--- Begin ENTRIES ---

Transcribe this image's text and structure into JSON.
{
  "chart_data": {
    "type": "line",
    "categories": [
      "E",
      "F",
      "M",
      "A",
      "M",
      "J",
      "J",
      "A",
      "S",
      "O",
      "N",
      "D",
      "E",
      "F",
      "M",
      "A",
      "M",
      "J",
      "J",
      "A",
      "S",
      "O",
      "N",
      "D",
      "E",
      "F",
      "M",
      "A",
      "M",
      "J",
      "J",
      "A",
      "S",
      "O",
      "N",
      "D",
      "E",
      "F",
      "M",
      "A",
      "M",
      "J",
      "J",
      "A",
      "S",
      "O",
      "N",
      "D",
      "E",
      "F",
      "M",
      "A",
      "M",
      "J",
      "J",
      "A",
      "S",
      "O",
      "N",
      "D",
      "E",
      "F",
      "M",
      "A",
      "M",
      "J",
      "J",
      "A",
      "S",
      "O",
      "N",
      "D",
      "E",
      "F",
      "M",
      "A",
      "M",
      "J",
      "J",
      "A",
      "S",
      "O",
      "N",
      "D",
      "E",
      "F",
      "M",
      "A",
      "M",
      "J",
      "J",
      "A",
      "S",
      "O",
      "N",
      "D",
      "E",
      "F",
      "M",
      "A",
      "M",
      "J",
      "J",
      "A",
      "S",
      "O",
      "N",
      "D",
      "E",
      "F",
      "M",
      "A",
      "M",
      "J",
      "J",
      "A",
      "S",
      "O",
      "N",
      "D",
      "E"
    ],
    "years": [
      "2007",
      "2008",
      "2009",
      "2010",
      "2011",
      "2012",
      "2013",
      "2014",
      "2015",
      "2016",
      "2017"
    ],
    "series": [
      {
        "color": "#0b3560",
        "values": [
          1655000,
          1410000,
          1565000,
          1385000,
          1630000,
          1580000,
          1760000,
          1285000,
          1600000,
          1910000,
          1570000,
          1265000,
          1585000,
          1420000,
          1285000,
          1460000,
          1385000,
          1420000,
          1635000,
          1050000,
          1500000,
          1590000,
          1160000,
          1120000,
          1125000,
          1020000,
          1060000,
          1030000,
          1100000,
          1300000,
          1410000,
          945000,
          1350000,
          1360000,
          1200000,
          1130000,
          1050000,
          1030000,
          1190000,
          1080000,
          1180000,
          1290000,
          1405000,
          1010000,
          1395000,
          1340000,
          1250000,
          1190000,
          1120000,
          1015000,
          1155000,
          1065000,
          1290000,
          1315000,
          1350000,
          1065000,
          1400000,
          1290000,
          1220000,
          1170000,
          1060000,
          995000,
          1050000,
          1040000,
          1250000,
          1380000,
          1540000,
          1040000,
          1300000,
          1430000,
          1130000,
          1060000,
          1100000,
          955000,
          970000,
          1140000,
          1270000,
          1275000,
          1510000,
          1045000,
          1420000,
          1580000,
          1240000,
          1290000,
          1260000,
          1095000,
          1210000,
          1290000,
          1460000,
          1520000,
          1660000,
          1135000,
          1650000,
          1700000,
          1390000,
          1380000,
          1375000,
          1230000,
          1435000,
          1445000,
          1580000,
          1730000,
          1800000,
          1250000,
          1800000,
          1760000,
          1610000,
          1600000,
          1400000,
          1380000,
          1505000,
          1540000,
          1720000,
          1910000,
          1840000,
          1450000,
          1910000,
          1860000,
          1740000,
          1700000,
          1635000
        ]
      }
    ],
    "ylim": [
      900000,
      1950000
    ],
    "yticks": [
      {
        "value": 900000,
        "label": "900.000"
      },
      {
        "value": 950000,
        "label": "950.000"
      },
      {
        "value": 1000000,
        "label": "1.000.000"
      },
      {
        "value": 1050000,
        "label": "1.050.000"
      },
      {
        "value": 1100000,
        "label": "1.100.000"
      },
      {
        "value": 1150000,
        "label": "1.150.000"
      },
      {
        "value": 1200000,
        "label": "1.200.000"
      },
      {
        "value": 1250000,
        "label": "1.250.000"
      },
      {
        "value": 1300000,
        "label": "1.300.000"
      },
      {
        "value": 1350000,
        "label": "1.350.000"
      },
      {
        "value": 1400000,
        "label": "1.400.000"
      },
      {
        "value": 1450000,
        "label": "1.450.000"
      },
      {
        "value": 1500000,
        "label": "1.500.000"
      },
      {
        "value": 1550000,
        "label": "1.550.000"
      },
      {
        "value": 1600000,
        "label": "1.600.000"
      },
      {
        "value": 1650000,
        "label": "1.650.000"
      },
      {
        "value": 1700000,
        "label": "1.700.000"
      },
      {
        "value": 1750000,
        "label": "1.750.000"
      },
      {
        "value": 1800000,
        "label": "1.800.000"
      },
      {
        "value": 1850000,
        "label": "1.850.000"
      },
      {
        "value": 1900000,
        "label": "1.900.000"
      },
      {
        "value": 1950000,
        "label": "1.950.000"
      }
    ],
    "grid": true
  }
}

--- End ENTRIES ---

• [INSTRUCTION]
Please output the complete data exactly.

• [THE OUTPUT]
Transcribe this image's text and structure into JSON.
{
  "chart_data": {
    "type": "line",
    "categories": [
      "E",
      "F",
      "M",
      "A",
      "M",
      "J",
      "J",
      "A",
      "S",
      "O",
      "N",
      "D",
      "E",
      "F",
      "M",
      "A",
      "M",
      "J",
      "J",
      "A",
      "S",
      "O",
      "N",
      "D",
      "E",
      "F",
      "M",
      "A",
      "M",
      "J",
      "J",
      "A",
      "S",
      "O",
      "N",
      "D",
      "E",
      "F",
      "M",
      "A",
      "M",
      "J",
      "J",
      "A",
      "S",
      "O",
      "N",
      "D",
      "E",
      "F",
      "M",
      "A",
      "M",
      "J",
      "J",
      "A",
      "S",
      "O",
      "N",
      "D",
      "E",
      "F",
      "M",
      "A",
      "M",
      "J",
      "J",
      "A",
      "S",
      "O",
      "N",
      "D",
      "E",
      "F",
      "M",
      "A",
      "M",
      "J",
      "J",
      "A",
      "S",
      "O",
      "N",
      "D",
      "E",
      "F",
      "M",
      "A",
      "M",
      "J",
      "J",
      "A",
      "S",
      "O",
      "N",
      "D",
      "E",
      "F",
      "M",
      "A",
      "M",
      "J",
      "J",
      "A",
      "S",
      "O",
      "N",
      "D",
      "E",
      "F",
      "M",
      "A",
      "M",
      "J",
      "J",
      "A",
      "S",
      "O",
      "N",
      "D",
      "E"
    ],
    "years": [
      "2007",
      "2008",
      "2009",
      "2010",
      "2011",
      "2012",
      "2013",
      "2014",
      "2015",
      "2016",
      "2017"
    ],
    "series": [
      {
        "color": "#0b3560",
        "values": [
          1655000,
          1410000,
          1565000,
          1385000,
          1630000,
          1580000,
          1760000,
          1285000,
          1600000,
          1910000,
          1570000,
          1265000,
          1585000,
          1420000,
          1285000,
          1460000,
          1385000,
          1420000,
          1635000,
          1050000,
          1500000,
          1590000,
          1160000,
          1120000,
          1125000,
          1020000,
          1060000,
          1030000,
          1100000,
          1300000,
          1410000,
          945000,
          1350000,
          1360000,
          1200000,
          1130000,
          1050000,
          1030000,
          1190000,
          1080000,
          1180000,
          1290000,
          1405000,
          1010000,
          1395000,
          1340000,
          1250000,
          1190000,
          1120000,
          1015000,
          1155000,
          1065000,
          1290000,
          1315000,
          1350000,
          1065000,
          1400000,
          1290000,
          1220000,
          1170000,
          1060000,
          995000,
          1050000,
          1040000,
          1250000,
          1380000,
          1540000,
          1040000,
          1300000,
          1430000,
          1130000,
          1060000,
          1100000,
          955000,
          970000,
          1140000,
          1270000,
          1275000,
          1510000,
          1045000,
          1420000,
          1580000,
          1240000,
          1290000,
          1260000,
          1095000,
          1210000,
          1290000,
          1460000,
          1520000,
          1660000,
          1135000,
          1650000,
          1700000,
          1390000,
          1380000,
          1375000,
          1230000,
          1435000,
          1445000,
          1580000,
          1730000,
          1800000,
          1250000,
          1800000,
          1760000,
          1610000,
          1600000,
          1400000,
          1380000,
          1505000,
          1540000,
          1720000,
          1910000,
          1840000,
          1450000,
          1910000,
          1860000,
          1740000,
          1700000,
          1635000
        ]
      }
    ],
    "ylim": [
      900000,
      1950000
    ],
    "yticks": [
      {
        "value": 900000,
        "label": "900.000"
      },
      {
        "value": 950000,
        "label": "950.000"
      },
      {
        "value": 1000000,
        "label": "1.000.000"
      },
      {
        "value": 1050000,
        "label": "1.050.000"
      },
      {
        "value": 1100000,
        "label": "1.100.000"
      },
      {
        "value": 1150000,
        "label": "1.150.000"
      },
      {
        "value": 1200000,
        "label": "1.200.000"
      },
      {
        "value": 1250000,
        "label": "1.250.000"
      },
      {
        "value": 1300000,
        "label": "1.300.000"
      },
      {
        "value": 1350000,
        "label": "1.350.000"
      },
      {
        "value": 1400000,
        "label": "1.400.000"
      },
      {
        "value": 1450000,
        "label": "1.450.000"
      },
      {
        "value": 1500000,
        "label": "1.500.000"
      },
      {
        "value": 1550000,
        "label": "1.550.000"
      },
      {
        "value": 1600000,
        "label": "1.600.000"
      },
      {
        "value": 1650000,
        "label": "1.650.000"
      },
      {
        "value": 1700000,
        "label": "1.700.000"
      },
      {
        "value": 1750000,
        "label": "1.750.000"
      },
      {
        "value": 1800000,
        "label": "1.800.000"
      },
      {
        "value": 1850000,
        "label": "1.850.000"
      },
      {
        "value": 1900000,
        "label": "1.900.000"
      },
      {
        "value": 1950000,
        "label": "1.950.000"
      }
    ],
    "grid": true
  }
}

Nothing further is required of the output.